▶ **Extracted entries**:
:::::
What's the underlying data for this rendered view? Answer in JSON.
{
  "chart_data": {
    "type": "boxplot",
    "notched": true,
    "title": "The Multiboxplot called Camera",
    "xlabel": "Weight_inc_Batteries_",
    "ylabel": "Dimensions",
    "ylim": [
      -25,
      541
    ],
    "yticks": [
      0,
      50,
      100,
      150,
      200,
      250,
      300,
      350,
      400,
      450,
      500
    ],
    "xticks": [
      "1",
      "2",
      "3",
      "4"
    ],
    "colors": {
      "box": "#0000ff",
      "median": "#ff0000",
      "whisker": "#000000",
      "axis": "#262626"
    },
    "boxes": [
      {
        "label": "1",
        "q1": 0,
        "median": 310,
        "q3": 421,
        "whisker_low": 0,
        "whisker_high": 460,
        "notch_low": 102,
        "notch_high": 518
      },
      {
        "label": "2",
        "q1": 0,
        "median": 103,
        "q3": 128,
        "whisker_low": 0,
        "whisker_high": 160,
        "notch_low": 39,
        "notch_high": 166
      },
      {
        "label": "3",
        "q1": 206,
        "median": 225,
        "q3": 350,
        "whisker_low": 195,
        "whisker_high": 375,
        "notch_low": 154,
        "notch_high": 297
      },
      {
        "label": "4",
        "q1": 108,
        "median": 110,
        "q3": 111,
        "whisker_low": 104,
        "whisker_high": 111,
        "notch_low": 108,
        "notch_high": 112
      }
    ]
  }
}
:::::
From the first line to the last, retype the data exactly.

▶ **Result**:
What's the underlying data for this rendered view? Answer in JSON.
{
  "chart_data": {
    "type": "boxplot",
    "notched": true,
    "title": "The Multiboxplot called Camera",
    "xlabel": "Weight_inc_Batteries_",
    "ylabel": "Dimensions",
    "ylim": [
      -25,
      541
    ],
    "yticks": [
      0,
      50,
      100,
      150,
      200,
      250,
      300,
      350,
      400,
      450,
      500
    ],
    "xticks": [
      "1",
      "2",
      "3",
      "4"
    ],
    "colors": {
      "box": "#0000ff",
      "median": "#ff0000",
      "whisker": "#000000",
      "axis": "#262626"
    },
    "boxes": [
      {
        "label": "1",
        "q1": 0,
        "median": 310,
        "q3": 421,
        "whisker_low": 0,
        "whisker_high": 460,
        "notch_low": 102,
        "notch_high": 518
      },
      {
        "label": "2",
        "q1": 0,
        "median": 103,
        "q3": 128,
        "whisker_low": 0,
        "whisker_high": 160,
        "notch_low": 39,
        "notch_high": 166
      },
      {
        "label": "3",
        "q1": 206,
        "median": 225,
        "q3": 350,
        "whisker_low": 195,
        "whisker_high": 375,
        "notch_low": 154,
        "notch_high": 297
      },
      {
        "label": "4",
        "q1": 108,
        "median": 110,
        "q3": 111,
        "whisker_low": 104,
        "whisker_high": 111,
        "notch_low": 108,
        "notch_high": 112
      }
    ]
  }
}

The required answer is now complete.